>> BEGIN QUOTED PASSAGE

Lake Caliraya is a man-made lake situated in the municipalities of Lumban, Cavinti, and Kalayaan in Laguna province, Philippines. Created in 1939, the lake has developed as a popular spot for water sports and outdoor recreation including fishing.  Surrounding the lake are a number of resorts and vacation homes which cater to tourists.

History

Lake creation
Lake Caliraya was created after the construction of Caliraya Dam, an embankment dam started in 1939 by US Army Corps of Engineers Chief in the Philippines, Lieutenant Colonel (later Major General) Hugh J. Casey, with the approval of Philippine Commonwealth President Manuel L. Quezon.  The Caliraya River was dammed at its outlet from a large flat plateau area providing a large water reservoir for generating hydroelectric power for Southern Luzon.  The dam was over  high from which a diversion canal was constructed several miles to the head of a steep slope about 950 feet above Laguna de Bay.  Large penstocks were constructed diverting water down to the powerhouse below, with  tailrace to the bay. The high head permitted the use of high-speed turbines and generators at relatively low unit costs. Initial estimate for the project was $5 million, or 10 million pesos, and an output of 40,000 horsepower.

>> END QUOTED PASSAGE
>> BEGIN ENTRIES SUPPLIED

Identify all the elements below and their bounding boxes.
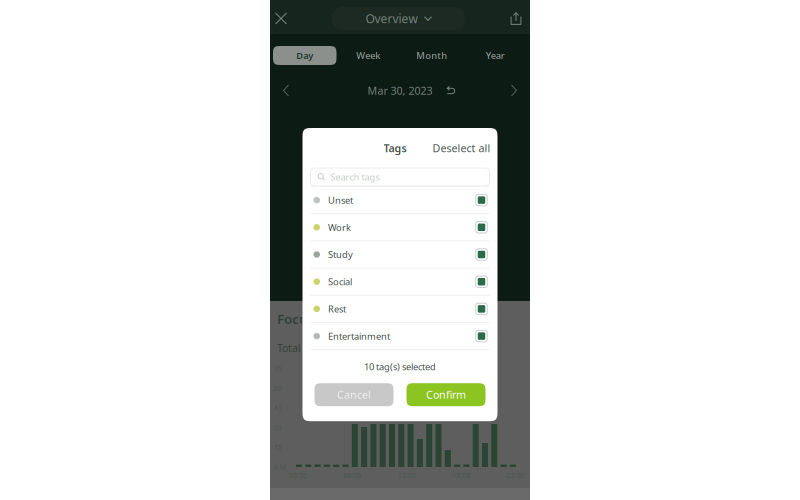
staticText: Tags xyxy=(384,141,406,155)
staticText: 00:00 xyxy=(289,471,307,480)
staticText: Search tags xyxy=(330,171,380,183)
staticText: Week xyxy=(356,49,380,62)
staticText: Overview xyxy=(366,10,418,26)
button[interactable]: Previous day xyxy=(274,78,298,104)
button[interactable]: Reset to today xyxy=(442,82,460,100)
staticText: 23:00 xyxy=(507,471,525,480)
staticText: Total focus time xyxy=(277,341,357,355)
button[interactable]: Year xyxy=(464,46,527,65)
staticText: 45 xyxy=(274,404,282,412)
button[interactable]: Day xyxy=(273,46,336,65)
staticText: Work xyxy=(328,221,351,234)
button[interactable]: Close xyxy=(268,6,294,32)
button[interactable]: Deselect all xyxy=(432,141,490,155)
staticText: Focus xyxy=(277,310,315,328)
staticText: 10 tag(s) selected xyxy=(364,360,436,373)
button[interactable]: Next day xyxy=(502,78,526,104)
button[interactable]: Study xyxy=(302,241,498,268)
staticText: 12:00 xyxy=(398,471,416,480)
button[interactable]: Unset xyxy=(302,187,498,213)
staticText: 60 xyxy=(274,384,282,393)
staticText: Confirm xyxy=(426,388,466,402)
staticText: Rest xyxy=(328,303,346,315)
staticText: 18:00 xyxy=(452,471,470,480)
staticText: Entertainment xyxy=(328,330,390,342)
button[interactable]: Cancel xyxy=(314,383,394,406)
button[interactable]: Week xyxy=(336,46,400,65)
staticText: 75 xyxy=(274,364,282,373)
staticText: 15 xyxy=(274,443,282,452)
button[interactable]: Social xyxy=(302,269,498,295)
staticText: Unset xyxy=(328,194,353,206)
button[interactable]: Confirm xyxy=(406,383,486,406)
staticText: Day xyxy=(296,49,313,62)
button[interactable]: Overview xyxy=(332,7,466,30)
staticText: Year xyxy=(486,49,505,62)
button[interactable]: Month xyxy=(400,46,464,65)
staticText: 06:00 xyxy=(344,471,362,480)
staticText: Deselect all xyxy=(432,141,490,155)
button[interactable]: Rest xyxy=(302,296,498,322)
staticText: Social xyxy=(328,276,352,288)
staticText: 0 M xyxy=(274,462,286,471)
staticText: Study xyxy=(328,248,353,261)
button[interactable]: Share xyxy=(503,6,529,32)
button[interactable]: Work xyxy=(302,214,498,240)
staticText: Cancel xyxy=(337,388,371,402)
staticText: 30 xyxy=(274,423,282,432)
button[interactable]: Entertainment xyxy=(302,323,498,349)
staticText: Mar 30, 2023 xyxy=(368,83,432,98)
staticText: Month xyxy=(416,49,447,62)
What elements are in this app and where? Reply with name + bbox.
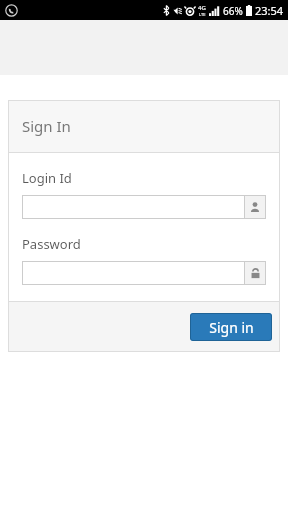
staticText: 23:54 <box>255 3 284 18</box>
button[interactable]: User <box>22 195 266 219</box>
button[interactable]: Sign in <box>190 313 272 341</box>
staticText: 4G <box>198 4 206 12</box>
staticText: 66% <box>223 4 243 18</box>
staticText: Password <box>22 235 81 253</box>
staticText: Sign in <box>209 318 254 337</box>
staticText: Sign In <box>22 116 71 136</box>
other: Password <box>244 261 266 285</box>
other: User <box>244 195 266 219</box>
staticText: LTE <box>199 12 206 17</box>
staticText: Login Id <box>22 169 72 187</box>
button[interactable]: Password <box>22 261 266 285</box>
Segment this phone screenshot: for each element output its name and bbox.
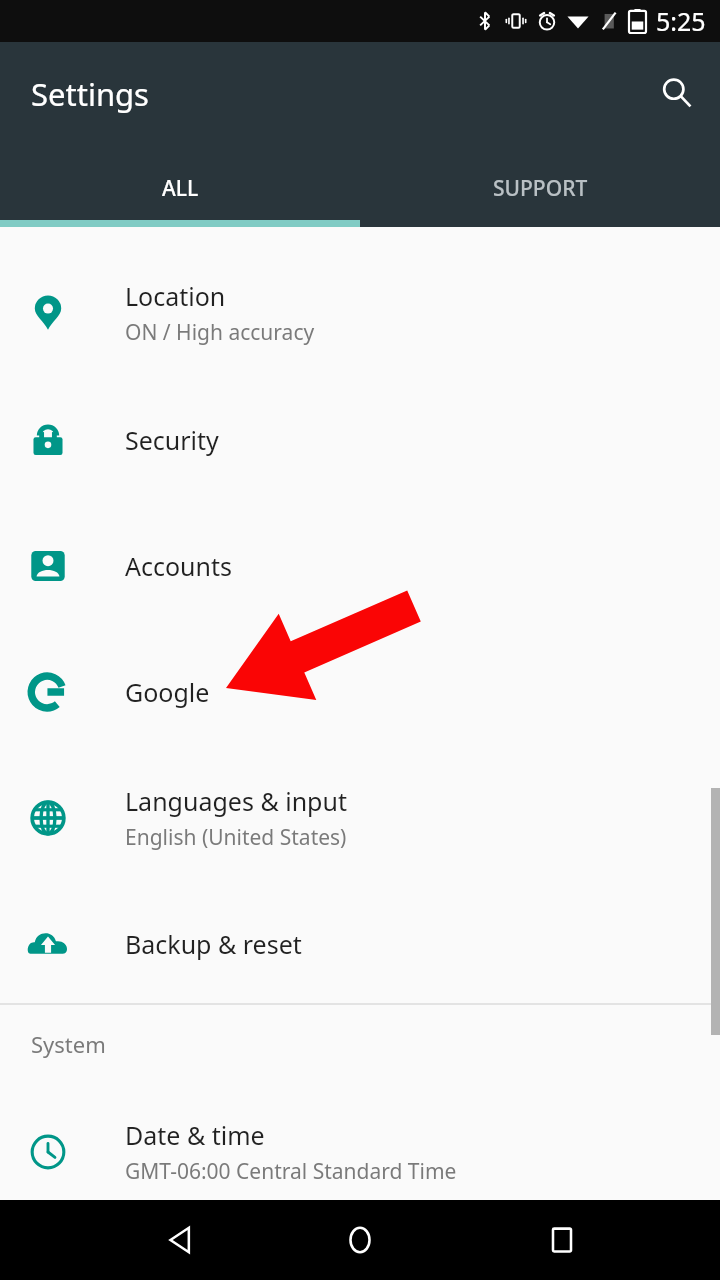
staticText: ALL bbox=[162, 174, 199, 203]
button[interactable]: Backup & reset bbox=[0, 881, 720, 1007]
staticText: Google bbox=[125, 675, 210, 709]
button[interactable]: Recents bbox=[502, 1200, 622, 1280]
button[interactable]: Search bbox=[652, 68, 702, 118]
button[interactable]: Languages & input bbox=[0, 755, 720, 881]
button[interactable]: Security bbox=[0, 377, 720, 503]
staticText: 5:25 bbox=[656, 4, 706, 38]
button[interactable]: Location bbox=[0, 250, 720, 376]
staticText: Languages & input bbox=[125, 784, 347, 818]
staticText: Location bbox=[125, 279, 226, 313]
button[interactable]: SUPPORT bbox=[360, 154, 720, 227]
button[interactable]: Google bbox=[0, 629, 720, 755]
staticText: System bbox=[31, 1029, 106, 1059]
button[interactable]: Date & time bbox=[0, 1089, 720, 1215]
button[interactable]: Back bbox=[120, 1200, 240, 1280]
staticText: ON / High accuracy bbox=[125, 318, 315, 347]
staticText: Security bbox=[125, 423, 219, 457]
button[interactable]: ALL bbox=[0, 154, 360, 227]
staticText: Date & time bbox=[125, 1118, 265, 1152]
staticText: Backup & reset bbox=[125, 927, 302, 961]
staticText: English (United States) bbox=[125, 823, 347, 852]
staticText: Accounts bbox=[125, 549, 233, 583]
staticText: GMT-06:00 Central Standard Time bbox=[125, 1157, 457, 1186]
staticText: SUPPORT bbox=[493, 174, 588, 203]
button[interactable]: Accounts bbox=[0, 503, 720, 629]
button[interactable]: Home bbox=[300, 1200, 420, 1280]
staticText: Settings bbox=[31, 73, 149, 115]
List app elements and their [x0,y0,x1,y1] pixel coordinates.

>> END ENTRIES SUPPLIED

WHAT YOU WILL DO:
[A] In the Lake Caliraya text, what was the initial cost estimate for the project in pesos?
[B] Retype the Lake Caliraya text from "Lake Caliraya is" up to and including "cater to tourists.".

COMPLETED EXERCISE:
[A] 10 million pesos

[B]
Lake Caliraya is a man-made lake situated in the municipalities of Lumban, Cavinti, and Kalayaan in Laguna province, Philippines. Created in 1939, the lake has developed as a popular spot for water sports and outdoor recreation including fishing.  Surrounding the lake are a number of resorts and vacation homes which cater to tourists.